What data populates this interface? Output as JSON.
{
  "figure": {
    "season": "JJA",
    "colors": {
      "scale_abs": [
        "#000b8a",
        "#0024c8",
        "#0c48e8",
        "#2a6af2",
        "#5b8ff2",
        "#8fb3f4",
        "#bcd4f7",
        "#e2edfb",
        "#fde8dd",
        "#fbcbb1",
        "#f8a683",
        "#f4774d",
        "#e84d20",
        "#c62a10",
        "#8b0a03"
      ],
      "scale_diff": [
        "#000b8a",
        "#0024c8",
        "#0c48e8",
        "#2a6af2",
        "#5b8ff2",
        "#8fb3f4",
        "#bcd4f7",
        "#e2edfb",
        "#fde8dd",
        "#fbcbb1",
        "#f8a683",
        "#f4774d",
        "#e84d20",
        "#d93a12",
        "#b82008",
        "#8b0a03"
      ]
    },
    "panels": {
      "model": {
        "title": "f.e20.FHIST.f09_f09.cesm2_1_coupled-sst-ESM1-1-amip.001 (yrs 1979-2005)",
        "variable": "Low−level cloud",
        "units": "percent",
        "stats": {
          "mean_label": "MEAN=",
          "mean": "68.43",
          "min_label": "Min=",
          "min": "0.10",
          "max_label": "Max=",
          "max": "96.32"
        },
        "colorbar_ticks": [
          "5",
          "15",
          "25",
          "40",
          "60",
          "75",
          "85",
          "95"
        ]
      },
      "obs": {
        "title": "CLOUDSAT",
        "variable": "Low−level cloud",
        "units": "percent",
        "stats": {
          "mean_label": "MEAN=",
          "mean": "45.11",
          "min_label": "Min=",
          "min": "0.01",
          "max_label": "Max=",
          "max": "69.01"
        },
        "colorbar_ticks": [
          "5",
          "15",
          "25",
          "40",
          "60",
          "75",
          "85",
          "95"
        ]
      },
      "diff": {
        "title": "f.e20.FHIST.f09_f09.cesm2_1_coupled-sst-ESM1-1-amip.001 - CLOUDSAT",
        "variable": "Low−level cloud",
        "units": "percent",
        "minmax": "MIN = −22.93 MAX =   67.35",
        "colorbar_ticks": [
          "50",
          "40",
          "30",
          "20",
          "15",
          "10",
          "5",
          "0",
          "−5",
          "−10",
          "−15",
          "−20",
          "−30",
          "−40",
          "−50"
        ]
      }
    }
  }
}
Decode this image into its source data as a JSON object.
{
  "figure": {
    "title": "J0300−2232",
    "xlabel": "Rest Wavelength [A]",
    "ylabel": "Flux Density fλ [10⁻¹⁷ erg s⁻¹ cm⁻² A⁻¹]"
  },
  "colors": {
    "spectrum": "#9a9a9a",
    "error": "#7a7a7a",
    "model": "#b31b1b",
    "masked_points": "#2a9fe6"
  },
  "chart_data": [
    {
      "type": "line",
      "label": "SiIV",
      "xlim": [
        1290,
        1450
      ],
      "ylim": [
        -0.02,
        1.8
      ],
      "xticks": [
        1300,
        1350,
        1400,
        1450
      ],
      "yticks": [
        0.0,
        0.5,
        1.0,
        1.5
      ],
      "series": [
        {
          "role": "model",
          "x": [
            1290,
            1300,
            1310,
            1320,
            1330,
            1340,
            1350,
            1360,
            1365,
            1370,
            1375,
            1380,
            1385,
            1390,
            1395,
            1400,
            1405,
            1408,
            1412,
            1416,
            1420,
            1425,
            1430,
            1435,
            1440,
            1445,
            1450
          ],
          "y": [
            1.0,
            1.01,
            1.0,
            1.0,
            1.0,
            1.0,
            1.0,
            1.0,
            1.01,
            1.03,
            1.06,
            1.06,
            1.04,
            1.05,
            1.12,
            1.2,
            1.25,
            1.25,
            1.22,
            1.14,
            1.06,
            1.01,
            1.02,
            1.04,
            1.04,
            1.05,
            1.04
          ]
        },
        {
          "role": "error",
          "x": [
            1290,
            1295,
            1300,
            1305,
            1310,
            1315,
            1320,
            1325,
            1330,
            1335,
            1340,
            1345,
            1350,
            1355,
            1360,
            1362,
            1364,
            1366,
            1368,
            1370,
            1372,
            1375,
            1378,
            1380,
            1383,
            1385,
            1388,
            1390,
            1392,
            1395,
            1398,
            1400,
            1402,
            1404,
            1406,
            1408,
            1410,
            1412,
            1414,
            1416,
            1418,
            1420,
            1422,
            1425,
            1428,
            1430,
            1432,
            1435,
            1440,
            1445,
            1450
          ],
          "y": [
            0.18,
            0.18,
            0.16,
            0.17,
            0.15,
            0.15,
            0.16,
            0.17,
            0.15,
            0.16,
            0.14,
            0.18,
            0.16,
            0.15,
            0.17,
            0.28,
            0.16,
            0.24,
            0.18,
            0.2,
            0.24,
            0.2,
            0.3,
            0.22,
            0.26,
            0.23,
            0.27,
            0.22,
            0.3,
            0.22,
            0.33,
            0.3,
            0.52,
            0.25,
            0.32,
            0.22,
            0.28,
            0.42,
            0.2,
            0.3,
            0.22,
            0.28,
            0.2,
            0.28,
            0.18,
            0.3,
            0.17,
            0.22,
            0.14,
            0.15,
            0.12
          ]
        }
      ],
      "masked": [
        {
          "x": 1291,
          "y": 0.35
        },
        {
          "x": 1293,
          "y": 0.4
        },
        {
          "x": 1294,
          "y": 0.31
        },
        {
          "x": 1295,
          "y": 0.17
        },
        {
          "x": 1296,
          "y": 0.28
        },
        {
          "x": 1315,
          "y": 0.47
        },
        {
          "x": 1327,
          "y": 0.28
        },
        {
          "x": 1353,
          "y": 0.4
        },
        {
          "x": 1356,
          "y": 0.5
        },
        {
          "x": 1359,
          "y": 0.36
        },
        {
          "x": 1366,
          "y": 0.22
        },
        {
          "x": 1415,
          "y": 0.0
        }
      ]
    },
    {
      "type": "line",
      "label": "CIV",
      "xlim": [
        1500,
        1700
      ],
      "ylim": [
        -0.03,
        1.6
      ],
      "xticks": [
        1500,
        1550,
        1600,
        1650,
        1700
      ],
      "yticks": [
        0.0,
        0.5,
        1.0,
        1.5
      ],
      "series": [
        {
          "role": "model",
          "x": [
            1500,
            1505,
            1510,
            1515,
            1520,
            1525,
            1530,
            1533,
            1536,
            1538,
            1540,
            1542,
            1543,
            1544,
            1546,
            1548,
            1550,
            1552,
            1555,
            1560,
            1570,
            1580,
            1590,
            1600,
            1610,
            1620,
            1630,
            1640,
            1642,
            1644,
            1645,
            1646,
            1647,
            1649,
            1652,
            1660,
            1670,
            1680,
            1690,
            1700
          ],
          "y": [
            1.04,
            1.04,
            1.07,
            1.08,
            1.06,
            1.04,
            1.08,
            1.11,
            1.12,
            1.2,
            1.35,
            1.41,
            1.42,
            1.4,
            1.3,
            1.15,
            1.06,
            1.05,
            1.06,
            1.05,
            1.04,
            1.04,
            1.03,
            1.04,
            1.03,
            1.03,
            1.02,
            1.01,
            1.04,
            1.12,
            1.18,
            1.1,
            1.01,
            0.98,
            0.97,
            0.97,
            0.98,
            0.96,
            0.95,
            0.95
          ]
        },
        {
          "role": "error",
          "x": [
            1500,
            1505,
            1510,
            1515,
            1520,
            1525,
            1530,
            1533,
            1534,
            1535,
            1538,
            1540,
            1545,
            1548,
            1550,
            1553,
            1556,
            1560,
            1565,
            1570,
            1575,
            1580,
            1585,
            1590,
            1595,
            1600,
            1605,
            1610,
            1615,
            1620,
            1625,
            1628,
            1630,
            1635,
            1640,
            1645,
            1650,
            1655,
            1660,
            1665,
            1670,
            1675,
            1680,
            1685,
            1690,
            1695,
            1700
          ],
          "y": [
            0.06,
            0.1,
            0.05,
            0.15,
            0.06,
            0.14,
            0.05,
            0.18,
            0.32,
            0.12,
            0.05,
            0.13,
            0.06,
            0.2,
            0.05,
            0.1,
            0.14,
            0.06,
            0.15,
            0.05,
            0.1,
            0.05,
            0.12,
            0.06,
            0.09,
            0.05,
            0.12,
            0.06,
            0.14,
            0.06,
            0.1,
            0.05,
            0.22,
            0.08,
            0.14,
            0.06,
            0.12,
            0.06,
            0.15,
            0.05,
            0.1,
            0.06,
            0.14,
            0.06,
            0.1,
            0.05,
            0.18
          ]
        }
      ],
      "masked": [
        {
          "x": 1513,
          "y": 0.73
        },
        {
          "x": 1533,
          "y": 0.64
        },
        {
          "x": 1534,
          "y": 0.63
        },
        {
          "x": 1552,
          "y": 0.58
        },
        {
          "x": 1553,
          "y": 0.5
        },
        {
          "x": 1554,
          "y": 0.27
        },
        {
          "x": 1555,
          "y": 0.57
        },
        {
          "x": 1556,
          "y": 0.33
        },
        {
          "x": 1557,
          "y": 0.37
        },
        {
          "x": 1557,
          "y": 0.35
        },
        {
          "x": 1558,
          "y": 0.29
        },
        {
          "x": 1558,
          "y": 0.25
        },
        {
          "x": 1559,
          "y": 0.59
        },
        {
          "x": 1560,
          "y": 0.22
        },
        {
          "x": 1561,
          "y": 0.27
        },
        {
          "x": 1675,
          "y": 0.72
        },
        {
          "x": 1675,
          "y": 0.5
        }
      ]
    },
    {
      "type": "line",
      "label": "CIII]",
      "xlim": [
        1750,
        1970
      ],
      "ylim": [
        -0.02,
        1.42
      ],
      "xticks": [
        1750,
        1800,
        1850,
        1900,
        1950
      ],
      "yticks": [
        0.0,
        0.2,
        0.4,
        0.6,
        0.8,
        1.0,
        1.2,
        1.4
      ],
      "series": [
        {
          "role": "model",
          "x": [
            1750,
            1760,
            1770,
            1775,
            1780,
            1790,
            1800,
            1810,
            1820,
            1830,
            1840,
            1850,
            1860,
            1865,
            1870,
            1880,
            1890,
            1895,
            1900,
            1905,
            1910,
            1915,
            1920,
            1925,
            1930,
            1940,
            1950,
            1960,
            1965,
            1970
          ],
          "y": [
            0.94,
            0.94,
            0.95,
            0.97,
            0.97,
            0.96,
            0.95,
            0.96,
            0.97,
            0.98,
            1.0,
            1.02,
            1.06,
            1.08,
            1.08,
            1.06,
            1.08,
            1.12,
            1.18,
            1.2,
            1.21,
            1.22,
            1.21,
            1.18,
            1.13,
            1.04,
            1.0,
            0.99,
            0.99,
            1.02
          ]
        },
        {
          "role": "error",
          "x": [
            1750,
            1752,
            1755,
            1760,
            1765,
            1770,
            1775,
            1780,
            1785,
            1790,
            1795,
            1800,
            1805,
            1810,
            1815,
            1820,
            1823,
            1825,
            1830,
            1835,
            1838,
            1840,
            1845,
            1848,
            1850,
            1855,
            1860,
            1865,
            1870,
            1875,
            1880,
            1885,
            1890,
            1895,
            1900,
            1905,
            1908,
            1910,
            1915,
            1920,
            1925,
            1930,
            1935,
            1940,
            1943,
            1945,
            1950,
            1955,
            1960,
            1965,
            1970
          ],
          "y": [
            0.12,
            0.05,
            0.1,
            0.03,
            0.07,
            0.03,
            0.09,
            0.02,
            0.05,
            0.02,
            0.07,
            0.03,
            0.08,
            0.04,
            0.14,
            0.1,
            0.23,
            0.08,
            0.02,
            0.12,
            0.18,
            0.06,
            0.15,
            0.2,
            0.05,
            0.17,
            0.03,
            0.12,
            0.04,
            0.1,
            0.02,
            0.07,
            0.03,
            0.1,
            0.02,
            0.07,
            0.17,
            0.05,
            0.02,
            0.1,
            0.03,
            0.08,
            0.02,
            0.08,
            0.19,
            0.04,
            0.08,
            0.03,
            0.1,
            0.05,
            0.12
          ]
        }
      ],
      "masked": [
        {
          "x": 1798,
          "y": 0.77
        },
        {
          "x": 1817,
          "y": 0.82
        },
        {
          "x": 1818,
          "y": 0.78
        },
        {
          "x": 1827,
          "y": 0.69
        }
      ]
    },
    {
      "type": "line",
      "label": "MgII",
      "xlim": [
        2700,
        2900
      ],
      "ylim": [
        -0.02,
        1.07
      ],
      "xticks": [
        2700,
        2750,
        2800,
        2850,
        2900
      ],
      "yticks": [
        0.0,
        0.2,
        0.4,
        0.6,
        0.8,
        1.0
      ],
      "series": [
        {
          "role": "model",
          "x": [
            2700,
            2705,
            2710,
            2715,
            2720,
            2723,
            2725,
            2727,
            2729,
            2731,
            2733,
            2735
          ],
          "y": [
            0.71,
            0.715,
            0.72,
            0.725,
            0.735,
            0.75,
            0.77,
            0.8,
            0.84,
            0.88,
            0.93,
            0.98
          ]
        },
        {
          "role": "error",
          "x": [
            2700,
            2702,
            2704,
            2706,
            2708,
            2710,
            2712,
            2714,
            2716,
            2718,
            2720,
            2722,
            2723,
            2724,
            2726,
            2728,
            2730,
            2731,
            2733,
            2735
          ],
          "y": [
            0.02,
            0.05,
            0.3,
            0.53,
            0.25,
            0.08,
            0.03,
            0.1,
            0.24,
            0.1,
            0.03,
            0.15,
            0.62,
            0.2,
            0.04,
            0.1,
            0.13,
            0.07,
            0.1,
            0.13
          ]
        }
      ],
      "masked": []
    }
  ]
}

▸ Exercise directions:
Report each line in the preceding entries that holds the string "JSON".

▸ Solution for this task:
What data populates this interface? Output as JSON.
Decode this image into its source data as a JSON object.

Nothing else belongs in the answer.